What to work on
Reproduce every entry exactly, without alteration.

Record list
──────

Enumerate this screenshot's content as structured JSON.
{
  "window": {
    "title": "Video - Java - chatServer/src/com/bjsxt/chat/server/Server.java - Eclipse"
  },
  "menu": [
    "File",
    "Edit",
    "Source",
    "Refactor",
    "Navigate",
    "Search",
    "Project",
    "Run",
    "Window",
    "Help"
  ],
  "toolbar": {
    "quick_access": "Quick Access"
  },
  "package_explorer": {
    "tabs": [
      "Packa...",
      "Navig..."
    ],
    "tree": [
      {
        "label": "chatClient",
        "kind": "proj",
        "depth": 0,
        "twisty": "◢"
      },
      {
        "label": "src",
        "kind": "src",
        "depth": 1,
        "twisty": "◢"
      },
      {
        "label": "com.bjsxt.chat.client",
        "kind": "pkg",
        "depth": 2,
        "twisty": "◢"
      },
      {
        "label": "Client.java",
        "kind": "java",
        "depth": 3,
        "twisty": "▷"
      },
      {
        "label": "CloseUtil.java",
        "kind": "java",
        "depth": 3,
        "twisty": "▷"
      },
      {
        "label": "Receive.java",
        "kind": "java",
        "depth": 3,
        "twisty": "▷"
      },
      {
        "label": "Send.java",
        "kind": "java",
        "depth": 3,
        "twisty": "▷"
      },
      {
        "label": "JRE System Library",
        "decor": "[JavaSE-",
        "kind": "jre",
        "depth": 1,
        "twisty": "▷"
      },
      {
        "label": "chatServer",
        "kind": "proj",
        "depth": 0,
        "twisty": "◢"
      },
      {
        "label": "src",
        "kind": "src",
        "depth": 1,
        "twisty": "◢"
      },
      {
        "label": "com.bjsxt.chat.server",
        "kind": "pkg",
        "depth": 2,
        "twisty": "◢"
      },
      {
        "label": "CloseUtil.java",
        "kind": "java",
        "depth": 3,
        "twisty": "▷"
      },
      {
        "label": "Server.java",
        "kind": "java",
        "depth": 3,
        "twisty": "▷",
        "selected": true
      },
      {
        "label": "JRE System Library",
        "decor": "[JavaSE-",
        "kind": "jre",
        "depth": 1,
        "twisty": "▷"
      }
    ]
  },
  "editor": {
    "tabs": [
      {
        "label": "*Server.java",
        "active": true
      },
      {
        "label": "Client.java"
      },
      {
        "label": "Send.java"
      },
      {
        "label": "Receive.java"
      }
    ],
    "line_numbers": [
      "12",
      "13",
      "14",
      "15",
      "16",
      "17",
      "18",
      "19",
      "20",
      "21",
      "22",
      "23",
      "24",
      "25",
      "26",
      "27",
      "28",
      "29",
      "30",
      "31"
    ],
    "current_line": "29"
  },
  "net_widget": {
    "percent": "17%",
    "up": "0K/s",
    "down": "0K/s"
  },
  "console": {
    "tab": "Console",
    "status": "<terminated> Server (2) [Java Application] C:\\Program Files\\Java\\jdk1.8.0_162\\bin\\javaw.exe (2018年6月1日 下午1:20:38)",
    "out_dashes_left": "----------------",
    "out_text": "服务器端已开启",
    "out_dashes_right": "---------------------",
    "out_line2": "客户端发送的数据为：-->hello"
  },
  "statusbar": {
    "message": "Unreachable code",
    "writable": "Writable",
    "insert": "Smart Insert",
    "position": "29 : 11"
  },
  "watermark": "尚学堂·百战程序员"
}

──────

Written answer
Enumerate this screenshot's content as structured JSON.
{
  "window": {
    "title": "Video - Java - chatServer/src/com/bjsxt/chat/server/Server.java - Eclipse"
  },
  "menu": [
    "File",
    "Edit",
    "Source",
    "Refactor",
    "Navigate",
    "Search",
    "Project",
    "Run",
    "Window",
    "Help"
  ],
  "toolbar": {
    "quick_access": "Quick Access"
  },
  "package_explorer": {
    "tabs": [
      "Packa...",
      "Navig..."
    ],
    "tree": [
      {
        "label": "chatClient",
        "kind": "proj",
        "depth": 0,
        "twisty": "◢"
      },
      {
        "label": "src",
        "kind": "src",
        "depth": 1,
        "twisty": "◢"
      },
      {
        "label": "com.bjsxt.chat.client",
        "kind": "pkg",
        "depth": 2,
        "twisty": "◢"
      },
      {
        "label": "Client.java",
        "kind": "java",
        "depth": 3,
        "twisty": "▷"
      },
      {
        "label": "CloseUtil.java",
        "kind": "java",
        "depth": 3,
        "twisty": "▷"
      },
      {
        "label": "Receive.java",
        "kind": "java",
        "depth": 3,
        "twisty": "▷"
      },
      {
        "label": "Send.java",
        "kind": "java",
        "depth": 3,
        "twisty": "▷"
      },
      {
        "label": "JRE System Library",
        "decor": "[JavaSE-",
        "kind": "jre",
        "depth": 1,
        "twisty": "▷"
      },
      {
        "label": "chatServer",
        "kind": "proj",
        "depth": 0,
        "twisty": "◢"
      },
      {
        "label": "src",
        "kind": "src",
        "depth": 1,
        "twisty": "◢"
      },
      {
        "label": "com.bjsxt.chat.server",
        "kind": "pkg",
        "depth": 2,
        "twisty": "◢"
      },
      {
        "label": "CloseUtil.java",
        "kind": "java",
        "depth": 3,
        "twisty": "▷"
      },
      {
        "label": "Server.java",
        "kind": "java",
        "depth": 3,
        "twisty": "▷",
        "selected": true
      },
      {
        "label": "JRE System Library",
        "decor": "[JavaSE-",
        "kind": "jre",
        "depth": 1,
        "twisty": "▷"
      }
    ]
  },
  "editor": {
    "tabs": [
      {
        "label": "*Server.java",
        "active": true
      },
      {
        "label": "Client.java"
      },
      {
        "label": "Send.java"
      },
      {
        "label": "Receive.java"
      }
    ],
    "line_numbers": [
      "12",
      "13",
      "14",
      "15",
      "16",
      "17",
      "18",
      "19",
      "20",
      "21",
      "22",
      "23",
      "24",
      "25",
      "26",
      "27",
      "28",
      "29",
      "30",
      "31"
    ],
    "current_line": "29"
  },
  "net_widget": {
    "percent": "17%",
    "up": "0K/s",
    "down": "0K/s"
  },
  "console": {
    "tab": "Console",
    "status": "<terminated> Server (2) [Java Application] C:\\Program Files\\Java\\jdk1.8.0_162\\bin\\javaw.exe (2018年6月1日 下午1:20:38)",
    "out_dashes_left": "----------------",
    "out_text": "服务器端已开启",
    "out_dashes_right": "---------------------",
    "out_line2": "客户端发送的数据为：-->hello"
  },
  "statusbar": {
    "message": "Unreachable code",
    "writable": "Writable",
    "insert": "Smart Insert",
    "position": "29 : 11"
  },
  "watermark": "尚学堂·百战程序员"
}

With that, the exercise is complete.